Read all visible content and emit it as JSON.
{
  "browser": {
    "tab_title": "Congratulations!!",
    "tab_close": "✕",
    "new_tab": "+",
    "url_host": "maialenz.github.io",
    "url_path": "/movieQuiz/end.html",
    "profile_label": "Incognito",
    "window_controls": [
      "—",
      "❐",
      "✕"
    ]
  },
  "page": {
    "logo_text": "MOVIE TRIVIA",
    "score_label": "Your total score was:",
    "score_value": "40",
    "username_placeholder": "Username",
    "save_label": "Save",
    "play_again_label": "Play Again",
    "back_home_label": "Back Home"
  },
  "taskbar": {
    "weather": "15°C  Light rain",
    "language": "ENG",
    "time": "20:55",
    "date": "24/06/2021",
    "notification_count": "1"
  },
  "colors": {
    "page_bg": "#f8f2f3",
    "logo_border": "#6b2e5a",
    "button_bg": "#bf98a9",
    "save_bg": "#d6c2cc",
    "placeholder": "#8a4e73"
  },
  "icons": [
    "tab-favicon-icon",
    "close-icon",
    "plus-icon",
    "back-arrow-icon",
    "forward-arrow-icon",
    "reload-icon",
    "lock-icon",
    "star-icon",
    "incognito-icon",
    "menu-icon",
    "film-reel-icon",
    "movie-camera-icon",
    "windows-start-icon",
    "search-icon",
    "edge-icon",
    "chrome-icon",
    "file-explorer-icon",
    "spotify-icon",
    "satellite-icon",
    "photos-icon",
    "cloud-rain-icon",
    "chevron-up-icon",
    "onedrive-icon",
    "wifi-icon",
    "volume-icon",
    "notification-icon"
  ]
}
______
Please set down all the data word for word.

* Result of this exercise:
Read all visible content and emit it as JSON.
{
  "browser": {
    "tab_title": "Congratulations!!",
    "tab_close": "✕",
    "new_tab": "+",
    "url_host": "maialenz.github.io",
    "url_path": "/movieQuiz/end.html",
    "profile_label": "Incognito",
    "window_controls": [
      "—",
      "❐",
      "✕"
    ]
  },
  "page": {
    "logo_text": "MOVIE TRIVIA",
    "score_label": "Your total score was:",
    "score_value": "40",
    "username_placeholder": "Username",
    "save_label": "Save",
    "play_again_label": "Play Again",
    "back_home_label": "Back Home"
  },
  "taskbar": {
    "weather": "15°C  Light rain",
    "language": "ENG",
    "time": "20:55",
    "date": "24/06/2021",
    "notification_count": "1"
  },
  "colors": {
    "page_bg": "#f8f2f3",
    "logo_border": "#6b2e5a",
    "button_bg": "#bf98a9",
    "save_bg": "#d6c2cc",
    "placeholder": "#8a4e73"
  },
  "icons": [
    "tab-favicon-icon",
    "close-icon",
    "plus-icon",
    "back-arrow-icon",
    "forward-arrow-icon",
    "reload-icon",
    "lock-icon",
    "star-icon",
    "incognito-icon",
    "menu-icon",
    "film-reel-icon",
    "movie-camera-icon",
    "windows-start-icon",
    "search-icon",
    "edge-icon",
    "chrome-icon",
    "file-explorer-icon",
    "spotify-icon",
    "satellite-icon",
    "photos-icon",
    "cloud-rain-icon",
    "chevron-up-icon",
    "onedrive-icon",
    "wifi-icon",
    "volume-icon",
    "notification-icon"
  ]
}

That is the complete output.